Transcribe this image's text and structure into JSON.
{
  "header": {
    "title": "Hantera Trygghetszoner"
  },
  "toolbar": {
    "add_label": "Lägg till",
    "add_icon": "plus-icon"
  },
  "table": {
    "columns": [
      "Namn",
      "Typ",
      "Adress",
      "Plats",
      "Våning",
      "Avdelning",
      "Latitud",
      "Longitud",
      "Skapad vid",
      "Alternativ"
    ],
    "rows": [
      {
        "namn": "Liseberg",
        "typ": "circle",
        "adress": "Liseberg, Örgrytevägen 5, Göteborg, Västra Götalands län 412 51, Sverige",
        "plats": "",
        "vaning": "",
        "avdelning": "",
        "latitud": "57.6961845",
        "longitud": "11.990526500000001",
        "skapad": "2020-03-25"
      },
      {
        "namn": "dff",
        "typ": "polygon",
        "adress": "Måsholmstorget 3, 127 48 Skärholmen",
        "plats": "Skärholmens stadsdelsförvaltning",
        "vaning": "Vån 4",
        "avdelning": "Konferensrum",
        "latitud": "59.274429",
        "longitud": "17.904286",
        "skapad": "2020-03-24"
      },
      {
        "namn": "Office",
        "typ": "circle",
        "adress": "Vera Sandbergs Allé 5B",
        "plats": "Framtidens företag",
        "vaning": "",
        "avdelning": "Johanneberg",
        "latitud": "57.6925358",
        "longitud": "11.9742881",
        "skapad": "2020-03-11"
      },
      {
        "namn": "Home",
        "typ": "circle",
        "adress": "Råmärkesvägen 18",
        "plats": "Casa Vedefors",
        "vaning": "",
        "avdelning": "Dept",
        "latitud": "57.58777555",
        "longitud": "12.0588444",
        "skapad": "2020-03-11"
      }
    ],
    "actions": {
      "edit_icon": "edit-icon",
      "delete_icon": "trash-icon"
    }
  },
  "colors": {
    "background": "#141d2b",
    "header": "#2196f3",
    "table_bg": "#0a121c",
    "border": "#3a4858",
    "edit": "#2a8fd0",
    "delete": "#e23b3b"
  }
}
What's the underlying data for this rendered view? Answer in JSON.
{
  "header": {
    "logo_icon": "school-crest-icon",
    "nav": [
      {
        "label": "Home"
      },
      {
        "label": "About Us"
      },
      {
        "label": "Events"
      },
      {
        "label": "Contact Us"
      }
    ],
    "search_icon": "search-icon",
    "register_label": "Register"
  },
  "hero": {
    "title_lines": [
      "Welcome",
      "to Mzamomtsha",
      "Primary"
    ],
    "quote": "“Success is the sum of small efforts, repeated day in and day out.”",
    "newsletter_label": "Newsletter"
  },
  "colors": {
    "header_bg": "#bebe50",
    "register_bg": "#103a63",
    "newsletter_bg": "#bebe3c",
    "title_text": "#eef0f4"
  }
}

> _Exercise requirements_: From the records above, extract every entry exactly as given.

> _Expected answer_:
Transcribe this image's text and structure into JSON.
{
  "header": {
    "title": "Hantera Trygghetszoner"
  },
  "toolbar": {
    "add_label": "Lägg till",
    "add_icon": "plus-icon"
  },
  "table": {
    "columns": [
      "Namn",
      "Typ",
      "Adress",
      "Plats",
      "Våning",
      "Avdelning",
      "Latitud",
      "Longitud",
      "Skapad vid",
      "Alternativ"
    ],
    "rows": [
      {
        "namn": "Liseberg",
        "typ": "circle",
        "adress": "Liseberg, Örgrytevägen 5, Göteborg, Västra Götalands län 412 51, Sverige",
        "plats": "",
        "vaning": "",
        "avdelning": "",
        "latitud": "57.6961845",
        "longitud": "11.990526500000001",
        "skapad": "2020-03-25"
      },
      {
        "namn": "dff",
        "typ": "polygon",
        "adress": "Måsholmstorget 3, 127 48 Skärholmen",
        "plats": "Skärholmens stadsdelsförvaltning",
        "vaning": "Vån 4",
        "avdelning": "Konferensrum",
        "latitud": "59.274429",
        "longitud": "17.904286",
        "skapad": "2020-03-24"
      },
      {
        "namn": "Office",
        "typ": "circle",
        "adress": "Vera Sandbergs Allé 5B",
        "plats": "Framtidens företag",
        "vaning": "",
        "avdelning": "Johanneberg",
        "latitud": "57.6925358",
        "longitud": "11.9742881",
        "skapad": "2020-03-11"
      },
      {
        "namn": "Home",
        "typ": "circle",
        "adress": "Råmärkesvägen 18",
        "plats": "Casa Vedefors",
        "vaning": "",
        "avdelning": "Dept",
        "latitud": "57.58777555",
        "longitud": "12.0588444",
        "skapad": "2020-03-11"
      }
    ],
    "actions": {
      "edit_icon": "edit-icon",
      "delete_icon": "trash-icon"
    }
  },
  "colors": {
    "background": "#141d2b",
    "header": "#2196f3",
    "table_bg": "#0a121c",
    "border": "#3a4858",
    "edit": "#2a8fd0",
    "delete": "#e23b3b"
  }
}
What's the underlying data for this rendered view? Answer in JSON.
{
  "header": {
    "logo_icon": "school-crest-icon",
    "nav": [
      {
        "label": "Home"
      },
      {
        "label": "About Us"
      },
      {
        "label": "Events"
      },
      {
        "label": "Contact Us"
      }
    ],
    "search_icon": "search-icon",
    "register_label": "Register"
  },
  "hero": {
    "title_lines": [
      "Welcome",
      "to Mzamomtsha",
      "Primary"
    ],
    "quote": "“Success is the sum of small efforts, repeated day in and day out.”",
    "newsletter_label": "Newsletter"
  },
  "colors": {
    "header_bg": "#bebe50",
    "register_bg": "#103a63",
    "newsletter_bg": "#bebe3c",
    "title_text": "#eef0f4"
  }
}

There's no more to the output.